Passage given
☆ ☆ ☆ ☆ ☆ ☆ ☆

The HS-20 Live Load is a LFD loading and the AASHTO Standard Specifications
for Highway Bridges applies.  S/3.75 is correct and I would use 30% impact
for preliminary design.  The spec contains a table of moments and shears for
various span lengths, you apply the distribution factor to those values.

You should consider using the AASHTO LRFD Bridge Design Specifications with
the HL-93 Live Load.  Basically, it is the HS-20 live load combined
simultaneously with the lane load.  The live load distribution and the
impact are both handled a little bit differently than in the Standard
Specifications.

If you would like to contact me privately, I can give you more info on
either method as well as some other general bridge issues.

David Finley
M. David Finley, P.E., P.A.
2086 SW Main Boulevard - Suite 111
Lake City, FL  32025
386-752-6400


-----Original Message-----
From: Scott Maxwell [mailto:smaxwell(--nospam--at)engin.umich.edu]
Sent: Thursday, February 23, 2006 12:51 PM
To: seaint(--nospam--at)seaint.org
Subject: Live load distribution for bridge girders


Greetings:

I must do a preliminary design of some bridge girders and bridge deck for
the purposes of doing a cost estimate so that we can submit a proposal for
the girders and deck.  The girders will likely be glulam beams but if
solid White Oak will work then that could be what is used.  The wood deck
will be 4x8 or 3x8 wood planks (they currently want Locust with treated
Pine as an alternative).

Let's just say that it has been a LONG time since I have done bridge live
loads per the AASHTO code.  I have (or had...can find it at the moment)
1990 AASHTO code around here somewhere.  I do have my class notes from my
bridge course.  Regardless, my information is at a minimum rather dated
and my memory is just a hair "fuzzy".

☆ ☆ ☆ ☆ ☆ ☆ ☆

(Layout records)
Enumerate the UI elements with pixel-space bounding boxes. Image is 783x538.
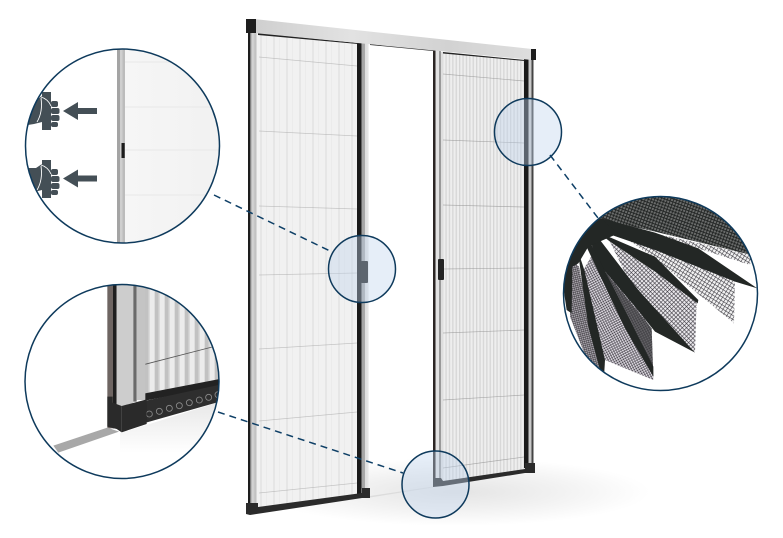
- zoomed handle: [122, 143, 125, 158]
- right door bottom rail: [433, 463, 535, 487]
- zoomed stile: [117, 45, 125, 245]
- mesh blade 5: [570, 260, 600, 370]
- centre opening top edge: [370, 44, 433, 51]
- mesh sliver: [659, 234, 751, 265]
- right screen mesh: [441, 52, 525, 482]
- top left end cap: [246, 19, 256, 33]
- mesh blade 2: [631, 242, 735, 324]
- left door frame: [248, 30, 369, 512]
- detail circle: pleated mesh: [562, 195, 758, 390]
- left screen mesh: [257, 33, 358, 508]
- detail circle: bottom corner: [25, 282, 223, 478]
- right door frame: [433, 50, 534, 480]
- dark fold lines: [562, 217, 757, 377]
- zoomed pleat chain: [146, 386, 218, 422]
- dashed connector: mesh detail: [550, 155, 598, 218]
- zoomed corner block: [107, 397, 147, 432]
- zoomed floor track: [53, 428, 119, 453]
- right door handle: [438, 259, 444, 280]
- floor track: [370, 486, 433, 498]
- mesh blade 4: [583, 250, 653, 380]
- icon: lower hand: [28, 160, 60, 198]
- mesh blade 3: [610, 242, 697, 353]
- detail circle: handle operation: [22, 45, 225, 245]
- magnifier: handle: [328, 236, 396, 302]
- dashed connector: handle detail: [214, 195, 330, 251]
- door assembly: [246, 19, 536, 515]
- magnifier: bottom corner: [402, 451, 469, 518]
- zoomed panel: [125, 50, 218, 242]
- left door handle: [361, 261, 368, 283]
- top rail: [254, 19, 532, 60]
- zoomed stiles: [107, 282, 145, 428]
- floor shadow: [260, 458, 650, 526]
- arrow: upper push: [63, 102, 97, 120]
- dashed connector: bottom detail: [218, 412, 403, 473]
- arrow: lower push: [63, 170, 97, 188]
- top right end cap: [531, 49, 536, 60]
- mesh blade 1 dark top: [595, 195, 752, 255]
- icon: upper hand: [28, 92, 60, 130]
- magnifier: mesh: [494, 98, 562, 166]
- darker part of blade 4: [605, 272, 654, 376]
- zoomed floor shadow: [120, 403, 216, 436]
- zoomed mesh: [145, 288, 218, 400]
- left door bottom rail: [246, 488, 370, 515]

☆ ☆ ☆ ☆ ☆ ☆ ☆

Set tasks
(a) List every wood species named in the email exchange about bridge live loads.
(b) Please extend the email exchange about bridge live loads, picking up after its final sentence.

Responses for each task
(a) White Oak, Locust, Pine

(b)
I need to get from an HS-20 loading (as well alternative associated lane
load) to a live load per girder.  What I need help with is remembering how
to do that...

I believe that I would take the wheel load or lane load moment and
multiple it by the distribution factor which would be in the form of
s/some factor, where s is the girder spacing.  The factor would be
(according to my notes) 3.75, so it would be s/3.75.  I will note that
this was the value that I had for "plank" decking on a two lane bridge
(the birdge driving surface is 22 ft and my notes show that as being
considered a two lane bridge).  In addition, I believe one should
increase the live load to account for impact load, but I remember seeing
somewhere or hearing somewhere that timber bridges need not have impact
factors.  If I must do impact loading, then I have that as
I=50(L+125)<=.3, where L is the span of the girders.

So, the question is I am remembering correctly?  Is there anything that I
am missing?  And has any of the above changed?  Any other wise thoughts or
commments?

Keep in mind that my goal is to get a preliminary design so that it is in
the ball park so that our proposal is reasonably accurate.  If we get the
project, then we will be hiring a consultant to do the engineering.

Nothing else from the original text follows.